**WHAT THE TASK ASKS**
Reproduce the entries in full, with no changes.

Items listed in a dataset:
————————

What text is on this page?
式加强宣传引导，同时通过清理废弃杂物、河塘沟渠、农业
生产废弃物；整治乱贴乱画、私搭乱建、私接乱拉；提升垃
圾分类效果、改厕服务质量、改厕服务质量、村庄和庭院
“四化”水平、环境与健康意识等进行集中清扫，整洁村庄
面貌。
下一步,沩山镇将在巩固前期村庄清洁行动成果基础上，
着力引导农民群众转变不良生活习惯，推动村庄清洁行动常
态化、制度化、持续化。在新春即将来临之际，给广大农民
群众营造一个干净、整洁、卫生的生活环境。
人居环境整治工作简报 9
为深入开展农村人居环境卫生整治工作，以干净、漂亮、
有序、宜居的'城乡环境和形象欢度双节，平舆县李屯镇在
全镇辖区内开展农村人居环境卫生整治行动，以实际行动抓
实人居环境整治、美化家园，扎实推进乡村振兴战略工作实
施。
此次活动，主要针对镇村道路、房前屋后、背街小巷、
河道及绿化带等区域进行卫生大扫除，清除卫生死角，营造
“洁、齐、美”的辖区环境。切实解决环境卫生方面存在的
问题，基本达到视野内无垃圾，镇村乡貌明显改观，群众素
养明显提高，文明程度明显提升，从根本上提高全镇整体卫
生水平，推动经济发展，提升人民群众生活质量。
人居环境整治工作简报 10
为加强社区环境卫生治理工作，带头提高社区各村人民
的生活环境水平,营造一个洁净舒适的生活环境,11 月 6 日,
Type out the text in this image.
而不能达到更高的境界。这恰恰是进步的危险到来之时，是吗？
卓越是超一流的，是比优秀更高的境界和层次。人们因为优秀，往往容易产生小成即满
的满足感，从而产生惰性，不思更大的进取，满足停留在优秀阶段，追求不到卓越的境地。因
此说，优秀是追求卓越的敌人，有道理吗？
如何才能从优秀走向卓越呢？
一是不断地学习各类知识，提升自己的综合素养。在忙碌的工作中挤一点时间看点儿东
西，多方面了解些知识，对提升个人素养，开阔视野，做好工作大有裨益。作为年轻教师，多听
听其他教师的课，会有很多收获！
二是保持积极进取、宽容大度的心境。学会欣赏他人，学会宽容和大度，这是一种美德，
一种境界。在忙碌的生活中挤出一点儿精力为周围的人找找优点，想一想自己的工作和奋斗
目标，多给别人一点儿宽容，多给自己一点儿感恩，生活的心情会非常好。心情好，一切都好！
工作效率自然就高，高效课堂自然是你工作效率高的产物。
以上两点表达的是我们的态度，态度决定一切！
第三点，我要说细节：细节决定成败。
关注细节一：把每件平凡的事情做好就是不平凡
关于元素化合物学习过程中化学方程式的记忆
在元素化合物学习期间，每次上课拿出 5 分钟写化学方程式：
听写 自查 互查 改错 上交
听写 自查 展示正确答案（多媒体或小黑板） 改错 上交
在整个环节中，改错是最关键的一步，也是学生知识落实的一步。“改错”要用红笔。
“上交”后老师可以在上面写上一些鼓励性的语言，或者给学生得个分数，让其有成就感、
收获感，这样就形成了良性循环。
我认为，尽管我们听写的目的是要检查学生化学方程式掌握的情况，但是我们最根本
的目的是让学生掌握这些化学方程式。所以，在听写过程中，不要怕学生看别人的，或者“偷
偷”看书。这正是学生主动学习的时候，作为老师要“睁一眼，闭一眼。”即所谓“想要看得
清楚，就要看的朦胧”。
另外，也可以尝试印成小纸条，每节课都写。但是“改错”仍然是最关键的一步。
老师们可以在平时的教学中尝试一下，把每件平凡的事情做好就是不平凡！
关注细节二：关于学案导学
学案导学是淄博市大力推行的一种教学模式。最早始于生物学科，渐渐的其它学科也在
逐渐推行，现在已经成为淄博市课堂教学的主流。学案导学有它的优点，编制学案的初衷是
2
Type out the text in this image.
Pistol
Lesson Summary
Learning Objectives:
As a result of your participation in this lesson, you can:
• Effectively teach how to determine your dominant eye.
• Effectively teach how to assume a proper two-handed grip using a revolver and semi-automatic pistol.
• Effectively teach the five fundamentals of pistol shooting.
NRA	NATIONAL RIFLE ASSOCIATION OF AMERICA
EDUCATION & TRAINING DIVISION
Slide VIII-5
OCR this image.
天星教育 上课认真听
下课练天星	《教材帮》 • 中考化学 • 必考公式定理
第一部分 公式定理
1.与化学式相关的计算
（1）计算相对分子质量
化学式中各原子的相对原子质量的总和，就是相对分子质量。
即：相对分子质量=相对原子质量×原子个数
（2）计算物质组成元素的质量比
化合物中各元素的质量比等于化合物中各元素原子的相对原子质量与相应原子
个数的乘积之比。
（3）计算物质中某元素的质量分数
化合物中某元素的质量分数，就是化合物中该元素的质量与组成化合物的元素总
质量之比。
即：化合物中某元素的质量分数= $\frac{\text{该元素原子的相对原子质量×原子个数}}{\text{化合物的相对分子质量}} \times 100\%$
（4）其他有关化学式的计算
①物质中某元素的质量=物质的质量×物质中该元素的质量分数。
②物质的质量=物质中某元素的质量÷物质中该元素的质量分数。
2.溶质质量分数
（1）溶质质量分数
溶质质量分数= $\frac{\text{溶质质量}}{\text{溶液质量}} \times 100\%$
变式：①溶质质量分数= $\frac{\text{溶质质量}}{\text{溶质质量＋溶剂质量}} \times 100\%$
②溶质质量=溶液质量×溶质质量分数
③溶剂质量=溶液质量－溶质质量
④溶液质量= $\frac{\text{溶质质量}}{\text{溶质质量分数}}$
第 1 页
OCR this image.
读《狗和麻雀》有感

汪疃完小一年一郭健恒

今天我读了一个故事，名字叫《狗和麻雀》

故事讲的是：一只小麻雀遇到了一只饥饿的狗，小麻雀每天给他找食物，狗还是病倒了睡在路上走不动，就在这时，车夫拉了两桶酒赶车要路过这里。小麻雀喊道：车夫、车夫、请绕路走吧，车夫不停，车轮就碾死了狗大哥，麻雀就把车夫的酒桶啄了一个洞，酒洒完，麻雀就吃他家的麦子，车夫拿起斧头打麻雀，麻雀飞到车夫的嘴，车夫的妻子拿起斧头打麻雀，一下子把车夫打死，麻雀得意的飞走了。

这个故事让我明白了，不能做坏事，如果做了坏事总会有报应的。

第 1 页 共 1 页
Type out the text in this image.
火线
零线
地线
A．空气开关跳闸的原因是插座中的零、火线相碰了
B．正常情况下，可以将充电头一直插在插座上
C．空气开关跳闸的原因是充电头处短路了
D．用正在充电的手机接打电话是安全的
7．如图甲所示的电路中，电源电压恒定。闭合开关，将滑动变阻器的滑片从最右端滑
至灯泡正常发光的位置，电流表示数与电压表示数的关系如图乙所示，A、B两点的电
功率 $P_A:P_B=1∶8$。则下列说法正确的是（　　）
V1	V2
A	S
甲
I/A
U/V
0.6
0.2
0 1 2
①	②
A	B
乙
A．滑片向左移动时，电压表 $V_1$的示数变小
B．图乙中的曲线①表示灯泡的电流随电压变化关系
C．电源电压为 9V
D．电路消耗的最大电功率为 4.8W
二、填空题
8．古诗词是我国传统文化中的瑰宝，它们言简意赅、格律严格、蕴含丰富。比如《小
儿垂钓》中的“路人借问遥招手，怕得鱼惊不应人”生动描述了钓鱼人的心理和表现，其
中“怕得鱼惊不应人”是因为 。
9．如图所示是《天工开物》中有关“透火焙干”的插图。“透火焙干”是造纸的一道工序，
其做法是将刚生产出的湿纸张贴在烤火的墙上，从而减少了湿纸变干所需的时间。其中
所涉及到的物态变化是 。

————————

**WORKED SOLUTION**
What text is on this page?
式加强宣传引导，同时通过清理废弃杂物、河塘沟渠、农业
生产废弃物；整治乱贴乱画、私搭乱建、私接乱拉；提升垃
圾分类效果、改厕服务质量、改厕服务质量、村庄和庭院
“四化”水平、环境与健康意识等进行集中清扫，整洁村庄
面貌。
下一步,沩山镇将在巩固前期村庄清洁行动成果基础上，
着力引导农民群众转变不良生活习惯，推动村庄清洁行动常
态化、制度化、持续化。在新春即将来临之际，给广大农民
群众营造一个干净、整洁、卫生的生活环境。
人居环境整治工作简报 9
为深入开展农村人居环境卫生整治工作，以干净、漂亮、
有序、宜居的'城乡环境和形象欢度双节，平舆县李屯镇在
全镇辖区内开展农村人居环境卫生整治行动，以实际行动抓
实人居环境整治、美化家园，扎实推进乡村振兴战略工作实
施。
此次活动，主要针对镇村道路、房前屋后、背街小巷、
河道及绿化带等区域进行卫生大扫除，清除卫生死角，营造
“洁、齐、美”的辖区环境。切实解决环境卫生方面存在的
问题，基本达到视野内无垃圾，镇村乡貌明显改观，群众素
养明显提高，文明程度明显提升，从根本上提高全镇整体卫
生水平，推动经济发展，提升人民群众生活质量。
人居环境整治工作简报 10
为加强社区环境卫生治理工作，带头提高社区各村人民
的生活环境水平,营造一个洁净舒适的生活环境,11 月 6 日,
Type out the text in this image.
而不能达到更高的境界。这恰恰是进步的危险到来之时，是吗？
卓越是超一流的，是比优秀更高的境界和层次。人们因为优秀，往往容易产生小成即满
的满足感，从而产生惰性，不思更大的进取，满足停留在优秀阶段，追求不到卓越的境地。因
此说，优秀是追求卓越的敌人，有道理吗？
如何才能从优秀走向卓越呢？
一是不断地学习各类知识，提升自己的综合素养。在忙碌的工作中挤一点时间看点儿东
西，多方面了解些知识，对提升个人素养，开阔视野，做好工作大有裨益。作为年轻教师，多听
听其他教师的课，会有很多收获！
二是保持积极进取、宽容大度的心境。学会欣赏他人，学会宽容和大度，这是一种美德，
一种境界。在忙碌的生活中挤出一点儿精力为周围的人找找优点，想一想自己的工作和奋斗
目标，多给别人一点儿宽容，多给自己一点儿感恩，生活的心情会非常好。心情好，一切都好！
工作效率自然就高，高效课堂自然是你工作效率高的产物。
以上两点表达的是我们的态度，态度决定一切！
第三点，我要说细节：细节决定成败。
关注细节一：把每件平凡的事情做好就是不平凡
关于元素化合物学习过程中化学方程式的记忆
在元素化合物学习期间，每次上课拿出 5 分钟写化学方程式：
听写 自查 互查 改错 上交
听写 自查 展示正确答案（多媒体或小黑板） 改错 上交
在整个环节中，改错是最关键的一步，也是学生知识落实的一步。“改错”要用红笔。
“上交”后老师可以在上面写上一些鼓励性的语言，或者给学生得个分数，让其有成就感、
收获感，这样就形成了良性循环。
我认为，尽管我们听写的目的是要检查学生化学方程式掌握的情况，但是我们最根本
的目的是让学生掌握这些化学方程式。所以，在听写过程中，不要怕学生看别人的，或者“偷
偷”看书。这正是学生主动学习的时候，作为老师要“睁一眼，闭一眼。”即所谓“想要看得
清楚，就要看的朦胧”。
另外，也可以尝试印成小纸条，每节课都写。但是“改错”仍然是最关键的一步。
老师们可以在平时的教学中尝试一下，把每件平凡的事情做好就是不平凡！
关注细节二：关于学案导学
学案导学是淄博市大力推行的一种教学模式。最早始于生物学科，渐渐的其它学科也在
逐渐推行，现在已经成为淄博市课堂教学的主流。学案导学有它的优点，编制学案的初衷是
2
Type out the text in this image.
Pistol
Lesson Summary
Learning Objectives:
As a result of your participation in this lesson, you can:
• Effectively teach how to determine your dominant eye.
• Effectively teach how to assume a proper two-handed grip using a revolver and semi-automatic pistol.
• Effectively teach the five fundamentals of pistol shooting.
NRA	NATIONAL RIFLE ASSOCIATION OF AMERICA
EDUCATION & TRAINING DIVISION
Slide VIII-5
OCR this image.
天星教育 上课认真听
下课练天星	《教材帮》 • 中考化学 • 必考公式定理
第一部分 公式定理
1.与化学式相关的计算
（1）计算相对分子质量
化学式中各原子的相对原子质量的总和，就是相对分子质量。
即：相对分子质量=相对原子质量×原子个数
（2）计算物质组成元素的质量比
化合物中各元素的质量比等于化合物中各元素原子的相对原子质量与相应原子
个数的乘积之比。
（3）计算物质中某元素的质量分数
化合物中某元素的质量分数，就是化合物中该元素的质量与组成化合物的元素总
质量之比。
即：化合物中某元素的质量分数= $\frac{\text{该元素原子的相对原子质量×原子个数}}{\text{化合物的相对分子质量}} \times 100\%$
（4）其他有关化学式的计算
①物质中某元素的质量=物质的质量×物质中该元素的质量分数。
②物质的质量=物质中某元素的质量÷物质中该元素的质量分数。
2.溶质质量分数
（1）溶质质量分数
溶质质量分数= $\frac{\text{溶质质量}}{\text{溶液质量}} \times 100\%$
变式：①溶质质量分数= $\frac{\text{溶质质量}}{\text{溶质质量＋溶剂质量}} \times 100\%$
②溶质质量=溶液质量×溶质质量分数
③溶剂质量=溶液质量－溶质质量
④溶液质量= $\frac{\text{溶质质量}}{\text{溶质质量分数}}$
第 1 页
OCR this image.
读《狗和麻雀》有感

汪疃完小一年一郭健恒

今天我读了一个故事，名字叫《狗和麻雀》

故事讲的是：一只小麻雀遇到了一只饥饿的狗，小麻雀每天给他找食物，狗还是病倒了睡在路上走不动，就在这时，车夫拉了两桶酒赶车要路过这里。小麻雀喊道：车夫、车夫、请绕路走吧，车夫不停，车轮就碾死了狗大哥，麻雀就把车夫的酒桶啄了一个洞，酒洒完，麻雀就吃他家的麦子，车夫拿起斧头打麻雀，麻雀飞到车夫的嘴，车夫的妻子拿起斧头打麻雀，一下子把车夫打死，麻雀得意的飞走了。

这个故事让我明白了，不能做坏事，如果做了坏事总会有报应的。

第 1 页 共 1 页
Type out the text in this image.
火线
零线
地线
A．空气开关跳闸的原因是插座中的零、火线相碰了
B．正常情况下，可以将充电头一直插在插座上
C．空气开关跳闸的原因是充电头处短路了
D．用正在充电的手机接打电话是安全的
7．如图甲所示的电路中，电源电压恒定。闭合开关，将滑动变阻器的滑片从最右端滑
至灯泡正常发光的位置，电流表示数与电压表示数的关系如图乙所示，A、B两点的电
功率 $P_A:P_B=1∶8$。则下列说法正确的是（　　）
V1	V2
A	S
甲
I/A
U/V
0.6
0.2
0 1 2
①	②
A	B
乙
A．滑片向左移动时，电压表 $V_1$的示数变小
B．图乙中的曲线①表示灯泡的电流随电压变化关系
C．电源电压为 9V
D．电路消耗的最大电功率为 4.8W
二、填空题
8．古诗词是我国传统文化中的瑰宝，它们言简意赅、格律严格、蕴含丰富。比如《小
儿垂钓》中的“路人借问遥招手，怕得鱼惊不应人”生动描述了钓鱼人的心理和表现，其
中“怕得鱼惊不应人”是因为 。
9．如图所示是《天工开物》中有关“透火焙干”的插图。“透火焙干”是造纸的一道工序，
其做法是将刚生产出的湿纸张贴在烤火的墙上，从而减少了湿纸变干所需的时间。其中
所涉及到的物态变化是 。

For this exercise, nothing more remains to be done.